THE TASK – The entries below should be quoted exactly, with no pictures carried over.

THE RECORDS –
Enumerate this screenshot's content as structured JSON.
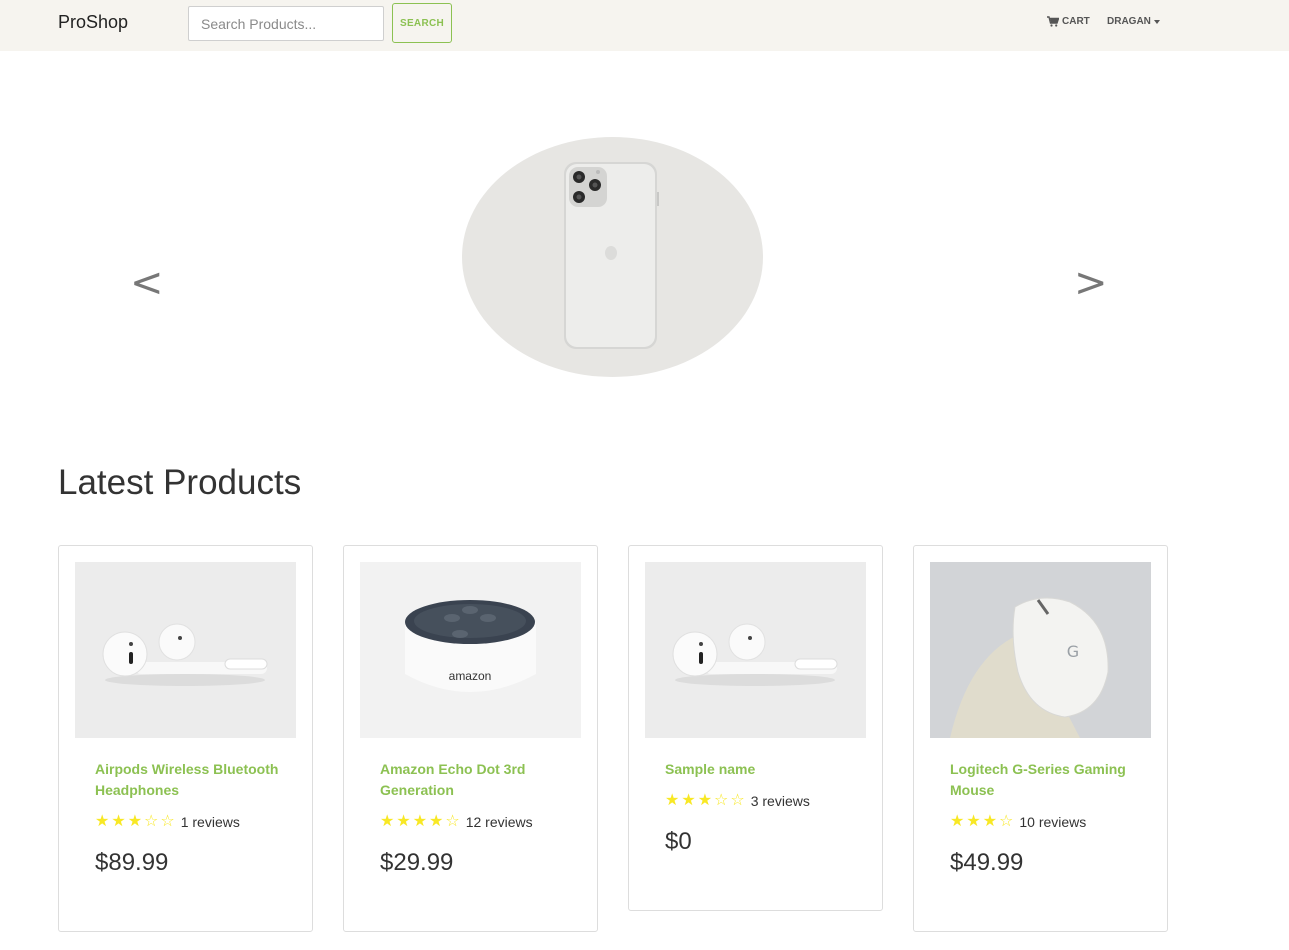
{
  "navbar": {
    "brand": "ProShop",
    "search_placeholder": "Search Products...",
    "search_button": "SEARCH",
    "cart_label": "CART",
    "user_label": "DRAGAN",
    "icons": {
      "cart": "cart-icon",
      "user_menu": "caret-down-icon"
    }
  },
  "carousel": {
    "prev": "<",
    "next": ">",
    "image": "iphone-silver-back"
  },
  "section_title": "Latest Products",
  "colors": {
    "accent": "#8cc152",
    "star": "#f8e825",
    "navbar_bg": "#f6f4ef"
  },
  "products": [
    {
      "name": "Airpods Wireless Bluetooth Headphones",
      "rating": 2.5,
      "rating_max": 5,
      "reviews": "1 reviews",
      "price": "$89.99",
      "image": "airpods"
    },
    {
      "name": "Amazon Echo Dot 3rd Generation",
      "rating": 4,
      "rating_max": 5,
      "reviews": "12 reviews",
      "price": "$29.99",
      "image": "echo-dot"
    },
    {
      "name": "Sample name",
      "rating": 3,
      "rating_max": 5,
      "reviews": "3 reviews",
      "price": "$0",
      "image": "airpods"
    },
    {
      "name": "Logitech G-Series Gaming Mouse",
      "rating": 3,
      "rating_max": 5,
      "reviews": "10 reviews",
      "price": "$49.99",
      "image": "gaming-mouse"
    }
  ]
}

RIGHT ANSWER –
Enumerate this screenshot's content as structured JSON.
{
  "navbar": {
    "brand": "ProShop",
    "search_placeholder": "Search Products...",
    "search_button": "SEARCH",
    "cart_label": "CART",
    "user_label": "DRAGAN",
    "icons": {
      "cart": "cart-icon",
      "user_menu": "caret-down-icon"
    }
  },
  "carousel": {
    "prev": "<",
    "next": ">",
    "image": "iphone-silver-back"
  },
  "section_title": "Latest Products",
  "colors": {
    "accent": "#8cc152",
    "star": "#f8e825",
    "navbar_bg": "#f6f4ef"
  },
  "products": [
    {
      "name": "Airpods Wireless Bluetooth Headphones",
      "rating": 2.5,
      "rating_max": 5,
      "reviews": "1 reviews",
      "price": "$89.99",
      "image": "airpods"
    },
    {
      "name": "Amazon Echo Dot 3rd Generation",
      "rating": 4,
      "rating_max": 5,
      "reviews": "12 reviews",
      "price": "$29.99",
      "image": "echo-dot"
    },
    {
      "name": "Sample name",
      "rating": 3,
      "rating_max": 5,
      "reviews": "3 reviews",
      "price": "$0",
      "image": "airpods"
    },
    {
      "name": "Logitech G-Series Gaming Mouse",
      "rating": 3,
      "rating_max": 5,
      "reviews": "10 reviews",
      "price": "$49.99",
      "image": "gaming-mouse"
    }
  ]
}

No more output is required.